◆ **Challenge**
Repeat the lines that follow, leaving nothing out.

◆ **Dataset records**
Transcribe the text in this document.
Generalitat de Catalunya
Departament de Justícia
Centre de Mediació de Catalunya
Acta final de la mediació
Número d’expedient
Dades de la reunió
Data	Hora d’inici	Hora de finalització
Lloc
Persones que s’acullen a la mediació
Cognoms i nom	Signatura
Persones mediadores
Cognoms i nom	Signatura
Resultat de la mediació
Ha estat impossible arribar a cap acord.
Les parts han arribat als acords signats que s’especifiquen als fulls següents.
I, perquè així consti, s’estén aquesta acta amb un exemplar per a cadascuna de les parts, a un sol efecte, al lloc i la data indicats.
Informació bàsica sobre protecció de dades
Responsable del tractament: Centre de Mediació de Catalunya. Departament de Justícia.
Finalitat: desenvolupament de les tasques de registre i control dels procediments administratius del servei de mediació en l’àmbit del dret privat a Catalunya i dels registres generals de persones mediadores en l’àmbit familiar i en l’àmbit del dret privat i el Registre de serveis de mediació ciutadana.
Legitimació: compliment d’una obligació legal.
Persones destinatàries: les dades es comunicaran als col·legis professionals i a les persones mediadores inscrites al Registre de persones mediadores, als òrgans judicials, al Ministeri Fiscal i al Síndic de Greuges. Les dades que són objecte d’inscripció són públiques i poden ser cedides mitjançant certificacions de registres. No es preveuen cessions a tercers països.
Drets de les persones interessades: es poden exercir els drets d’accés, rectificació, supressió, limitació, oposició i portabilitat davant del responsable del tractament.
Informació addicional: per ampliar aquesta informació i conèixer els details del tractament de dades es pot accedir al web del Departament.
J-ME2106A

◆ **Written response**
Transcribe the text in this document.
Generalitat de Catalunya
Departament de Justícia
Centre de Mediació de Catalunya
Acta final de la mediació
Número d’expedient
Dades de la reunió
Data	Hora d’inici	Hora de finalització
Lloc
Persones que s’acullen a la mediació
Cognoms i nom	Signatura
Persones mediadores
Cognoms i nom	Signatura
Resultat de la mediació
Ha estat impossible arribar a cap acord.
Les parts han arribat als acords signats que s’especifiquen als fulls següents.
I, perquè així consti, s’estén aquesta acta amb un exemplar per a cadascuna de les parts, a un sol efecte, al lloc i la data indicats.
Informació bàsica sobre protecció de dades
Responsable del tractament: Centre de Mediació de Catalunya. Departament de Justícia.
Finalitat: desenvolupament de les tasques de registre i control dels procediments administratius del servei de mediació en l’àmbit del dret privat a Catalunya i dels registres generals de persones mediadores en l’àmbit familiar i en l’àmbit del dret privat i el Registre de serveis de mediació ciutadana.
Legitimació: compliment d’una obligació legal.
Persones destinatàries: les dades es comunicaran als col·legis professionals i a les persones mediadores inscrites al Registre de persones mediadores, als òrgans judicials, al Ministeri Fiscal i al Síndic de Greuges. Les dades que són objecte d’inscripció són públiques i poden ser cedides mitjançant certificacions de registres. No es preveuen cessions a tercers països.
Drets de les persones interessades: es poden exercir els drets d’accés, rectificació, supressió, limitació, oposició i portabilitat davant del responsable del tractament.
Informació addicional: per ampliar aquesta informació i conèixer els details del tractament de dades es pot accedir al web del Departament.
J-ME2106A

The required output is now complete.